## Set exercise
Only the lines from the one containing "Give me a plain-text" through the end of the material are to be echoed, each exactly as it appears.

═══ Material ═══

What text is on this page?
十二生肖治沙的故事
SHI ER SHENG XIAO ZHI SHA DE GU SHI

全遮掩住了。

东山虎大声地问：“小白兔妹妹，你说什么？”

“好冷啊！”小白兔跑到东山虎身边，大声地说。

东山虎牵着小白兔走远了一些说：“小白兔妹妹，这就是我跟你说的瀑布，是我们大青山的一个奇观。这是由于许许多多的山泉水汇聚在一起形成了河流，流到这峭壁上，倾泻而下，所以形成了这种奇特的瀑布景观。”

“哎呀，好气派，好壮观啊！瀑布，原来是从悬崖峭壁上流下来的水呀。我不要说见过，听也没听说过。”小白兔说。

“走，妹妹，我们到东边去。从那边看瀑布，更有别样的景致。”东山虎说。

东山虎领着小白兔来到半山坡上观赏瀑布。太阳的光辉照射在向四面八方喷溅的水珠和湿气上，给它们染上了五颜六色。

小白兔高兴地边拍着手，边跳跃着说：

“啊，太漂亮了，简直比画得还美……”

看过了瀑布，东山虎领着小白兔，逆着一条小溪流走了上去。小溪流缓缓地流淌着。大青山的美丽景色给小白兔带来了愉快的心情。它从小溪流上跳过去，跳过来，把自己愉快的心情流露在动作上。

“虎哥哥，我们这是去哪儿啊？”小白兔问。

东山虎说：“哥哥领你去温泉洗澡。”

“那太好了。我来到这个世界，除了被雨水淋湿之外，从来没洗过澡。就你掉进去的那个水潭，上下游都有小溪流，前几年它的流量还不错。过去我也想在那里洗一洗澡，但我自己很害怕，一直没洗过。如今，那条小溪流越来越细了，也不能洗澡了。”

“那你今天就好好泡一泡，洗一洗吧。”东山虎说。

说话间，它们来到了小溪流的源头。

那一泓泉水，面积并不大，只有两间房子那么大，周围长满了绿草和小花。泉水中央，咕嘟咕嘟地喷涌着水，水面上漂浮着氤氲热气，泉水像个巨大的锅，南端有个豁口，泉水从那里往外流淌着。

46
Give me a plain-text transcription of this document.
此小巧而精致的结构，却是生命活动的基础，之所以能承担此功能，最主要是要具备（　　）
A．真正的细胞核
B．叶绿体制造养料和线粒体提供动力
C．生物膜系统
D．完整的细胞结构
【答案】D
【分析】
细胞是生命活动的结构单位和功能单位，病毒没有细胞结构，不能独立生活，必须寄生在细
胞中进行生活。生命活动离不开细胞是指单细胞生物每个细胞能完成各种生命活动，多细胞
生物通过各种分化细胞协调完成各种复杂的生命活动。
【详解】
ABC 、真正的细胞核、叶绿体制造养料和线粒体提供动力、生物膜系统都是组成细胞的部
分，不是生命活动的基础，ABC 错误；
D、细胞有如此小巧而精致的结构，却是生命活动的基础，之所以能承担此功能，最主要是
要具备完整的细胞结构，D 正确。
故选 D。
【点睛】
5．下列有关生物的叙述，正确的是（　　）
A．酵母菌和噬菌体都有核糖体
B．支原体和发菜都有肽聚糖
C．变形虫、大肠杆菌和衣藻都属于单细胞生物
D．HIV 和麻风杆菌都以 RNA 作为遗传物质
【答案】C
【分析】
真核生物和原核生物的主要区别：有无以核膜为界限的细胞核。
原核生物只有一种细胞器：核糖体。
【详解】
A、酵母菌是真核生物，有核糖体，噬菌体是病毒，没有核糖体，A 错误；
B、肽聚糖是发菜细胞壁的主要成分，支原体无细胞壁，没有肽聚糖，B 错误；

═══

## Response for this exercise
Give me a plain-text transcription of this document.
此小巧而精致的结构，却是生命活动的基础，之所以能承担此功能，最主要是要具备（　　）
A．真正的细胞核
B．叶绿体制造养料和线粒体提供动力
C．生物膜系统
D．完整的细胞结构
【答案】D
【分析】
细胞是生命活动的结构单位和功能单位，病毒没有细胞结构，不能独立生活，必须寄生在细
胞中进行生活。生命活动离不开细胞是指单细胞生物每个细胞能完成各种生命活动，多细胞
生物通过各种分化细胞协调完成各种复杂的生命活动。
【详解】
ABC 、真正的细胞核、叶绿体制造养料和线粒体提供动力、生物膜系统都是组成细胞的部
分，不是生命活动的基础，ABC 错误；
D、细胞有如此小巧而精致的结构，却是生命活动的基础，之所以能承担此功能，最主要是
要具备完整的细胞结构，D 正确。
故选 D。
【点睛】
5．下列有关生物的叙述，正确的是（　　）
A．酵母菌和噬菌体都有核糖体
B．支原体和发菜都有肽聚糖
C．变形虫、大肠杆菌和衣藻都属于单细胞生物
D．HIV 和麻风杆菌都以 RNA 作为遗传物质
【答案】C
【分析】
真核生物和原核生物的主要区别：有无以核膜为界限的细胞核。
原核生物只有一种细胞器：核糖体。
【详解】
A、酵母菌是真核生物，有核糖体，噬菌体是病毒，没有核糖体，A 错误；
B、肽聚糖是发菜细胞壁的主要成分，支原体无细胞壁，没有肽聚糖，B 错误；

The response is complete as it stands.